* EXERCISE DETAILS:
Below are records; count the lines that contain "counting" and give only the total.

* LISTED RECORDS:
-=-=-=-=-

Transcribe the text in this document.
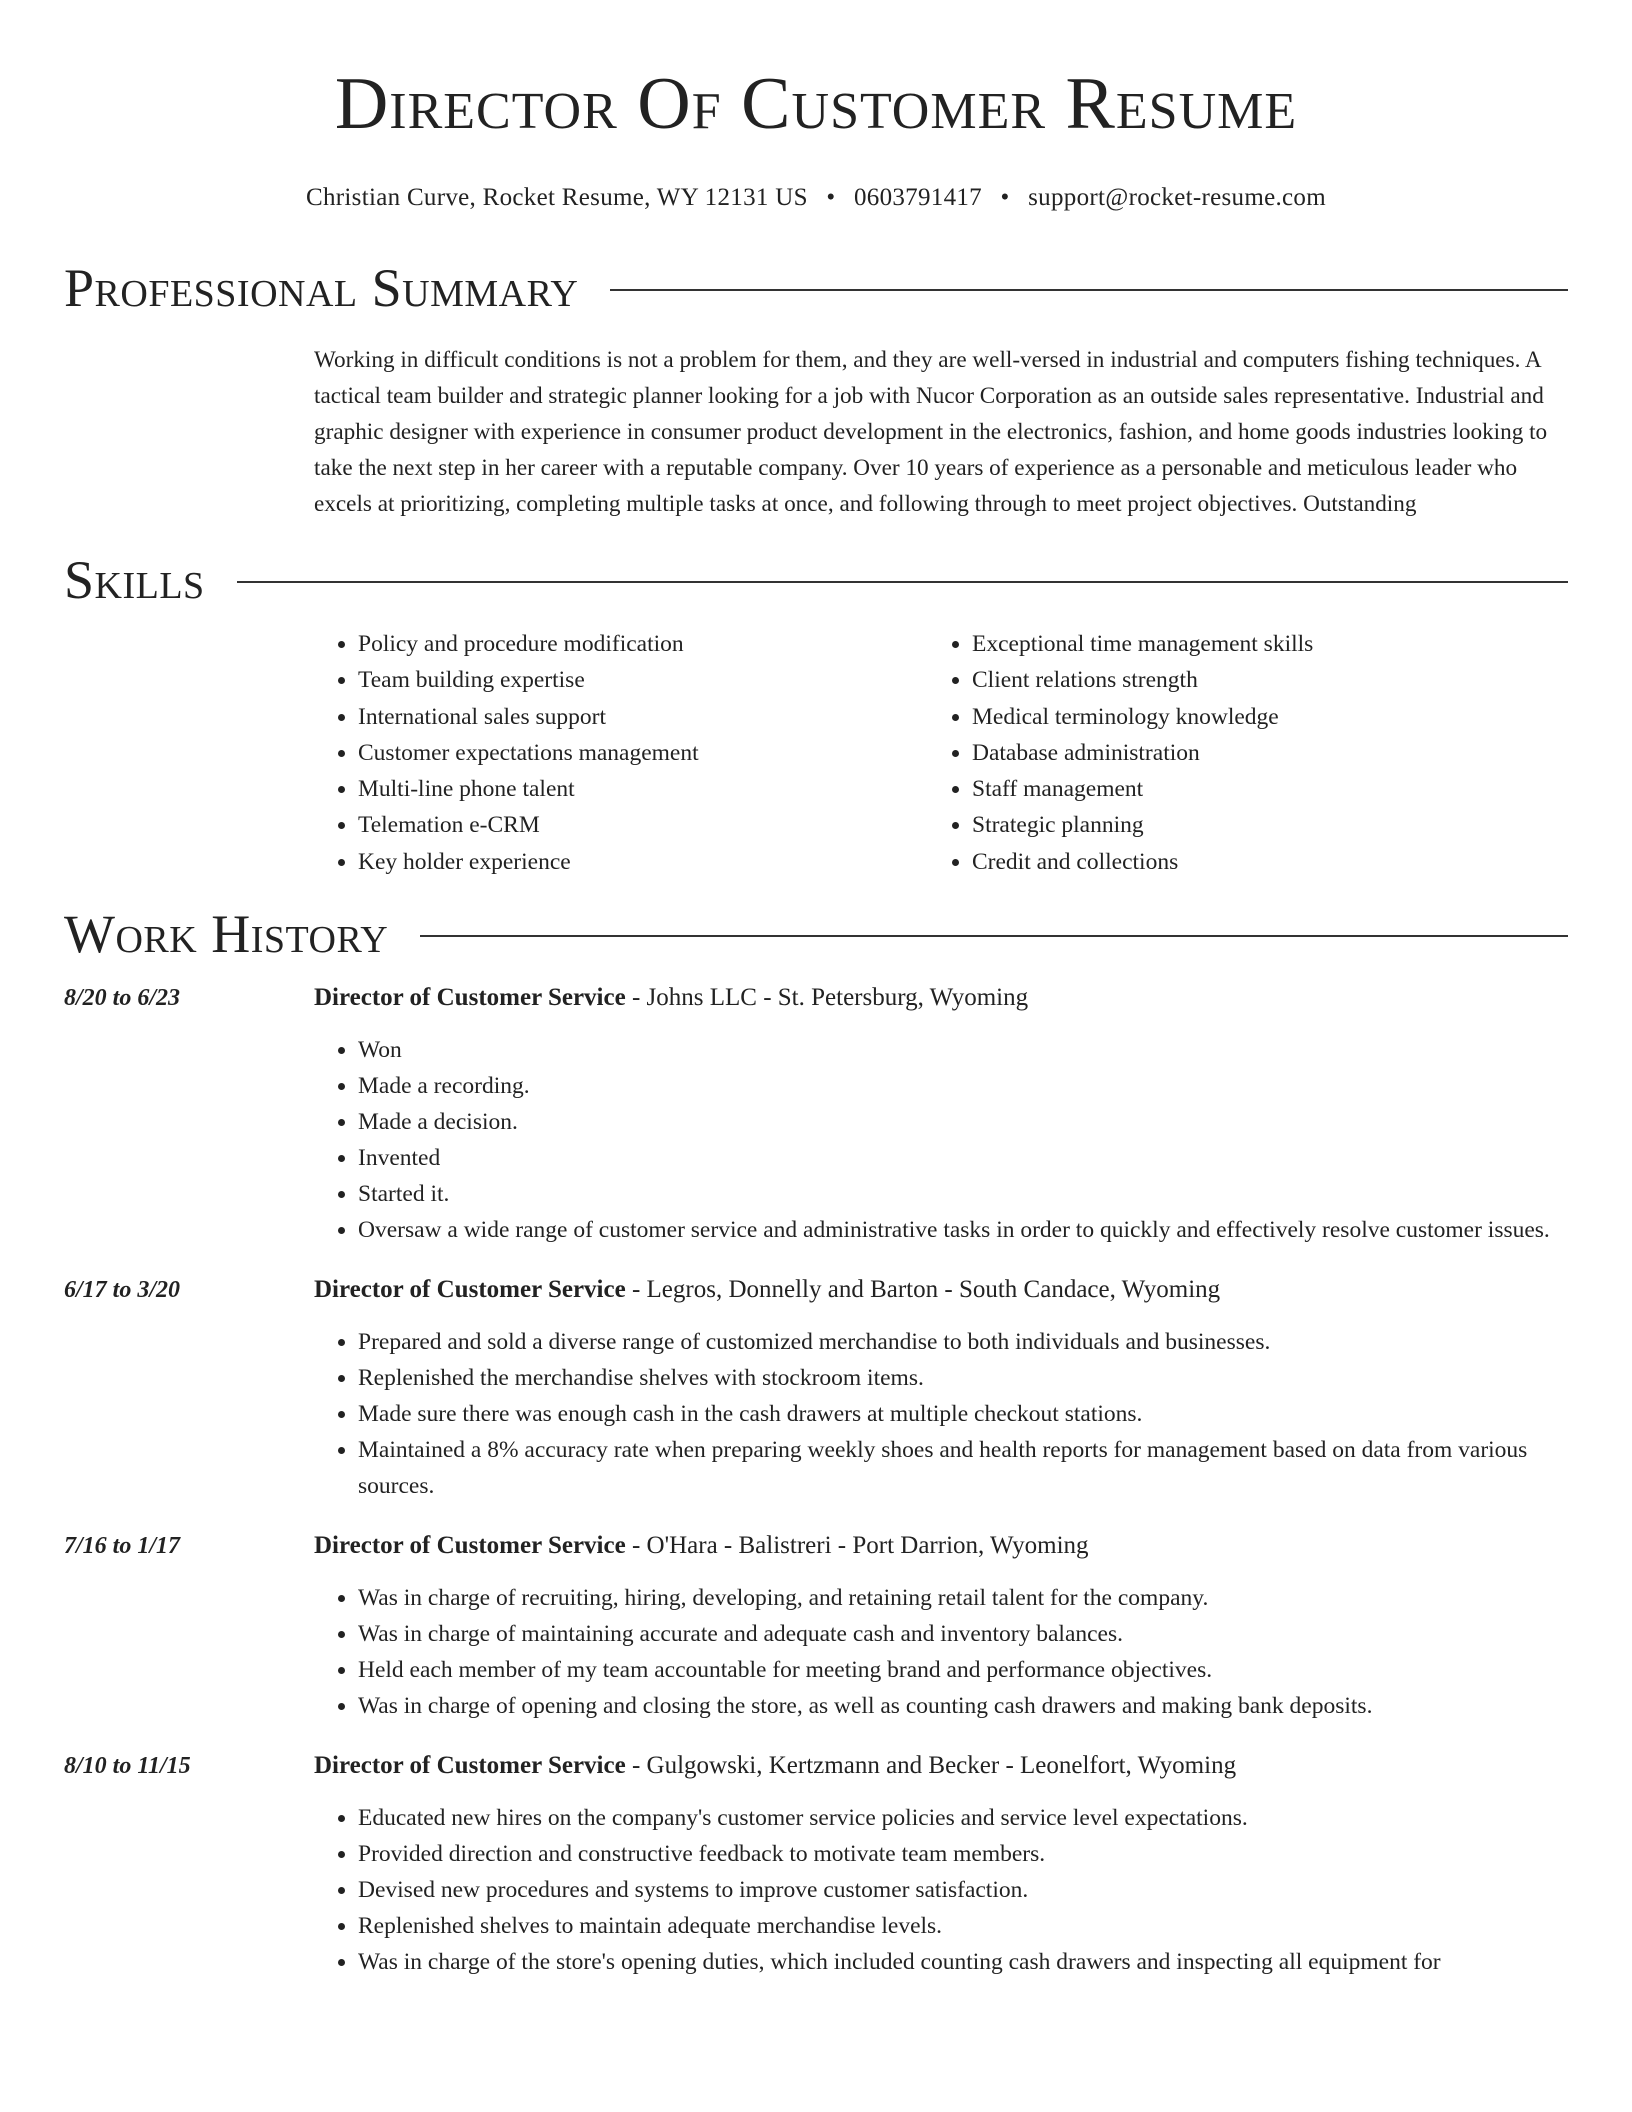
Director Of Customer Resume
Christian Curve, Rocket Resume, WY 12131 US • 0603791417 • support@rocket-resume.com
Professional Summary
Working in difficult conditions is not a problem for them, and they are well-versed in industrial and computers fishing techniques. A tactical team builder and strategic planner looking for a job with Nucor Corporation as an outside sales representative. Industrial and graphic designer with experience in consumer product development in the electronics, fashion, and home goods industries looking to take the next step in her career with a reputable company. Over 10 years of experience as a personable and meticulous leader who excels at prioritizing, completing multiple tasks at once, and following through to meet project objectives. Outstanding
Skills
• Policy and procedure modification
• Team building expertise
• International sales support
• Customer expectations management
• Multi-line phone talent
• Telemation e-CRM
• Key holder experience
• Exceptional time management skills
• Client relations strength
• Medical terminology knowledge
• Database administration
• Staff management
• Strategic planning
• Credit and collections
Work History
8/20 to 6/23	Director of Customer Service - Johns LLC - St. Petersburg, Wyoming
• Won
• Made a recording.
• Made a decision.
• Invented
• Started it.
• Oversaw a wide range of customer service and administrative tasks in order to quickly and effectively resolve customer issues.
6/17 to 3/20	Director of Customer Service - Legros, Donnelly and Barton - South Candace, Wyoming
• Prepared and sold a diverse range of customized merchandise to both individuals and businesses.
• Replenished the merchandise shelves with stockroom items.
• Made sure there was enough cash in the cash drawers at multiple checkout stations.
• Maintained a 8% accuracy rate when preparing weekly shoes and health reports for management based on data from various sources.
7/16 to 1/17	Director of Customer Service - O'Hara - Balistreri - Port Darrion, Wyoming
• Was in charge of recruiting, hiring, developing, and retaining retail talent for the company.
• Was in charge of maintaining accurate and adequate cash and inventory balances.
• Held each member of my team accountable for meeting brand and performance objectives.
• Was in charge of opening and closing the store, as well as counting cash drawers and making bank deposits.
8/10 to 11/15	Director of Customer Service - Gulgowski, Kertzmann and Becker - Leonelfort, Wyoming
• Educated new hires on the company's customer service policies and service level expectations.
• Provided direction and constructive feedback to motivate team members.
• Devised new procedures and systems to improve customer satisfaction.
• Replenished shelves to maintain adequate merchandise levels.
• Was in charge of the store's opening duties, which included counting cash drawers and inspecting all equipment for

-=-=-=-=-

* WRITTEN SOLUTION:
2